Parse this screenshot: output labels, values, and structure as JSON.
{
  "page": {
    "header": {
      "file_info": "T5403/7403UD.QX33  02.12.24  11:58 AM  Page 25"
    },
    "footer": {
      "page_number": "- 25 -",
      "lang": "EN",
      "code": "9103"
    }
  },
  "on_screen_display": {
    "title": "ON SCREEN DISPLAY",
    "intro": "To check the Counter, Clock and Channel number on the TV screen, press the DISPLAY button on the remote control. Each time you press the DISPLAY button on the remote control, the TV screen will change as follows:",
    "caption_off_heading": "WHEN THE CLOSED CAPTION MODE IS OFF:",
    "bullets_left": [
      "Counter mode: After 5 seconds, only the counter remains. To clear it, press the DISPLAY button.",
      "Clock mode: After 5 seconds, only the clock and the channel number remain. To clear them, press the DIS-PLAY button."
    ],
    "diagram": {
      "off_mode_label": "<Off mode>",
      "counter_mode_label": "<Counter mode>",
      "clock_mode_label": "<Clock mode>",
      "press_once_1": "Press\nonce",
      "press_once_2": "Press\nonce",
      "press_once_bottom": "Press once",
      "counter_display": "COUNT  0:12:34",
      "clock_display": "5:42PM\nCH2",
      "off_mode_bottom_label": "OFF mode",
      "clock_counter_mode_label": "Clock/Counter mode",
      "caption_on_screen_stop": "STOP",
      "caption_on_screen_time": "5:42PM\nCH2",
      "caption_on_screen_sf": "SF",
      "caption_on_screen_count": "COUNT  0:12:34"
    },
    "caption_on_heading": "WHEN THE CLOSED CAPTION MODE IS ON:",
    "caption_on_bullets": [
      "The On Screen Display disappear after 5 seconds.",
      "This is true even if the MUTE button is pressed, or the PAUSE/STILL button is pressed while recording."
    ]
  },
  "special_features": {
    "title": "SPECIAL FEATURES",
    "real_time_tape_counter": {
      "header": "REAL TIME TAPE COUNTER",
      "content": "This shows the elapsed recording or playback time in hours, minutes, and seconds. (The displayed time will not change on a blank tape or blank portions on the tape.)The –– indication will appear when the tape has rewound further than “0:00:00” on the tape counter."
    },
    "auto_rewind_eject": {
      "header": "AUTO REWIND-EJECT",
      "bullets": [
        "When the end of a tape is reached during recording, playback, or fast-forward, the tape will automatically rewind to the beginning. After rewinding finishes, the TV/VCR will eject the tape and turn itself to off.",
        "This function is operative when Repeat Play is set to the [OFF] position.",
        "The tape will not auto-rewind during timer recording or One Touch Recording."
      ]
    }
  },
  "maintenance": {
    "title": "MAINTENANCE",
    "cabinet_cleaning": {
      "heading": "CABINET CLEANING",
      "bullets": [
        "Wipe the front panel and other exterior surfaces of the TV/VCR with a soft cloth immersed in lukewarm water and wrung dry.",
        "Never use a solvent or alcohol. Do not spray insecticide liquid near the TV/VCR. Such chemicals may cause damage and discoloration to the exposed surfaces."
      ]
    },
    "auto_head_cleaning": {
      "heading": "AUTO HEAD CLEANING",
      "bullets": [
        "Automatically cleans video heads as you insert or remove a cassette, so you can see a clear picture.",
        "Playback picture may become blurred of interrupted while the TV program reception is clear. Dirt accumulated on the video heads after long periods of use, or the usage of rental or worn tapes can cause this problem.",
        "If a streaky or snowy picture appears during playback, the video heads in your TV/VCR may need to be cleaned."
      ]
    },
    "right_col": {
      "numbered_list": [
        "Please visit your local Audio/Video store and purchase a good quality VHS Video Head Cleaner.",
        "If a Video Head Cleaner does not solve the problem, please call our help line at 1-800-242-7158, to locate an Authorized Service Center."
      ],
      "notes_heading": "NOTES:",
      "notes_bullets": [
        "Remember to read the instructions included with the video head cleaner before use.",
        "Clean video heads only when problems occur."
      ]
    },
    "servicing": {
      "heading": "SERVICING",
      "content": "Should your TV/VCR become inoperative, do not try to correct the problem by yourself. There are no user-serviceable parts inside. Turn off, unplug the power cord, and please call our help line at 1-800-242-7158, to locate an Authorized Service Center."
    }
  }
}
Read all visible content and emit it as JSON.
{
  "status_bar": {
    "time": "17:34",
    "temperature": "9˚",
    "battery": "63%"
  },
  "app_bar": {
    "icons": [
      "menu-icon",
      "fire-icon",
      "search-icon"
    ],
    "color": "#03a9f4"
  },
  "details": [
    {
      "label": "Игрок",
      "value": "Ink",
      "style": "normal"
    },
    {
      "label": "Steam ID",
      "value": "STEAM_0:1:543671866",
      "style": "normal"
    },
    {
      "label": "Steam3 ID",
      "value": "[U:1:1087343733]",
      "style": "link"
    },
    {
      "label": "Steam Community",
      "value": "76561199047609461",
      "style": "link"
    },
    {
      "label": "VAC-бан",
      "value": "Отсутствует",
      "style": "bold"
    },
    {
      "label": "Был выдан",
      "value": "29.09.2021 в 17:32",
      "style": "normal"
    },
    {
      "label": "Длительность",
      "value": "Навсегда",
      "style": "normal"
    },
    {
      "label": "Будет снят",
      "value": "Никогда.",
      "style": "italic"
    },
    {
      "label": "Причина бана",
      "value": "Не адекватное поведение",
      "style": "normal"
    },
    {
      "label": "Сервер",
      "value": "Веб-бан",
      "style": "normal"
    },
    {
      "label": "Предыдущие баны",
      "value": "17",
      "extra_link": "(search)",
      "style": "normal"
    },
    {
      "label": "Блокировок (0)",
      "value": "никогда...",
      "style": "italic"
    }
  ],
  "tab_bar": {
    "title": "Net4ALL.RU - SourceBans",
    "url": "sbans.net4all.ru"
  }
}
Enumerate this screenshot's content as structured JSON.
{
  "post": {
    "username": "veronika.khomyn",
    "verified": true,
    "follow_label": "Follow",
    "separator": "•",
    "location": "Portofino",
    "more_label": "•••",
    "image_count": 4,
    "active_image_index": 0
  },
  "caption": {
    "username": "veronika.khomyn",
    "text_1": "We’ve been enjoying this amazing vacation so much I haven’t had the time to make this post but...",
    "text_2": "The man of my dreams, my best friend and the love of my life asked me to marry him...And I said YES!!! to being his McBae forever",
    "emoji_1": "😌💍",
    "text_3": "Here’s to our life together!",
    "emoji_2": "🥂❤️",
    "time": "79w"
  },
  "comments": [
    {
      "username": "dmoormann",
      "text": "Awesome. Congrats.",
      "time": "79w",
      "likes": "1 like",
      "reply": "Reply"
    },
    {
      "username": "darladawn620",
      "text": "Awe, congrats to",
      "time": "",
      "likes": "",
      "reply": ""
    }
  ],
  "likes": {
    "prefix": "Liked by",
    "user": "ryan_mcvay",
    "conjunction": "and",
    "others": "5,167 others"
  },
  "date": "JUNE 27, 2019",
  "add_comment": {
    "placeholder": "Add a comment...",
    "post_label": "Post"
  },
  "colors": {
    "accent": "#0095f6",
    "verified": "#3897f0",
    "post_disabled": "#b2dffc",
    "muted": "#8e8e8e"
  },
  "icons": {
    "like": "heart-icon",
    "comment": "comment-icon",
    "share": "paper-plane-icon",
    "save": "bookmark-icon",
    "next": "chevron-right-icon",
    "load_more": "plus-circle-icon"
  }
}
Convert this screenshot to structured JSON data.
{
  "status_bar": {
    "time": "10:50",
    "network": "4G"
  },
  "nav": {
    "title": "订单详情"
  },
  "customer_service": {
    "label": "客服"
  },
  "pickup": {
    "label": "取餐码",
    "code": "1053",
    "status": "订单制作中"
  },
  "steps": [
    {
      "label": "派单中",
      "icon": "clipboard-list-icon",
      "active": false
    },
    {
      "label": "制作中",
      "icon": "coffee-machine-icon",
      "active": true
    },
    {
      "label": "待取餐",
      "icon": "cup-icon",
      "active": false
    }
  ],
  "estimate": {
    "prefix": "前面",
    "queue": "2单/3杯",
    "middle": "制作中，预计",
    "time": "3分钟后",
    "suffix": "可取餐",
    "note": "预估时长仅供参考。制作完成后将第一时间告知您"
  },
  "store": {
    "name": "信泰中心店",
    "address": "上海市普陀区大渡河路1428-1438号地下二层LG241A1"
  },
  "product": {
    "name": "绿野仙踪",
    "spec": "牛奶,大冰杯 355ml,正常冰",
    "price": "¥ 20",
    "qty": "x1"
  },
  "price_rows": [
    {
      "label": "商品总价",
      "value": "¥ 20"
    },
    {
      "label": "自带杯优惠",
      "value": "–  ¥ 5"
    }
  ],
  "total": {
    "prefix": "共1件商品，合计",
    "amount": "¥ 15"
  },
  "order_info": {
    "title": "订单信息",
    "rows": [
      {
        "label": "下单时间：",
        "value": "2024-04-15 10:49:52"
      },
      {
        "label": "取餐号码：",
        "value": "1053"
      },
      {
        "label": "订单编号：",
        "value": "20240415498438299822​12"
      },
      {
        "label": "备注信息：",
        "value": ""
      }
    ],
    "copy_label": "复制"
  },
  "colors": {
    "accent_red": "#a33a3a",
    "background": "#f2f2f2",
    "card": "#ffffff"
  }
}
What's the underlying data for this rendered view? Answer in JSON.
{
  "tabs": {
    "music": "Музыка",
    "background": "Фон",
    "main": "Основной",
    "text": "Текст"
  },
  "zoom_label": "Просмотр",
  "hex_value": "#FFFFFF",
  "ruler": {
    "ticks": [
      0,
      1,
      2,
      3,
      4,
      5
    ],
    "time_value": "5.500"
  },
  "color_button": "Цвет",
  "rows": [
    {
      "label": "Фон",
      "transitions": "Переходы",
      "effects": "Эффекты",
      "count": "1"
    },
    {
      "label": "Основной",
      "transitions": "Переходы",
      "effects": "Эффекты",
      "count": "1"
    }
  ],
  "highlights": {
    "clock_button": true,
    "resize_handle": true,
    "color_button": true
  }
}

◇ ◇ ◇ ◇

* **TASK TO COMPLETE**:
Retype exactly the lines from the one containing "What's the underlying" through the last line of the records above, including both.

* **COMPLETE OUTPUT**:
What's the underlying data for this rendered view? Answer in JSON.
{
  "tabs": {
    "music": "Музыка",
    "background": "Фон",
    "main": "Основной",
    "text": "Текст"
  },
  "zoom_label": "Просмотр",
  "hex_value": "#FFFFFF",
  "ruler": {
    "ticks": [
      0,
      1,
      2,
      3,
      4,
      5
    ],
    "time_value": "5.500"
  },
  "color_button": "Цвет",
  "rows": [
    {
      "label": "Фон",
      "transitions": "Переходы",
      "effects": "Эффекты",
      "count": "1"
    },
    {
      "label": "Основной",
      "transitions": "Переходы",
      "effects": "Эффекты",
      "count": "1"
    }
  ],
  "highlights": {
    "clock_button": true,
    "resize_handle": true,
    "color_button": true
  }
}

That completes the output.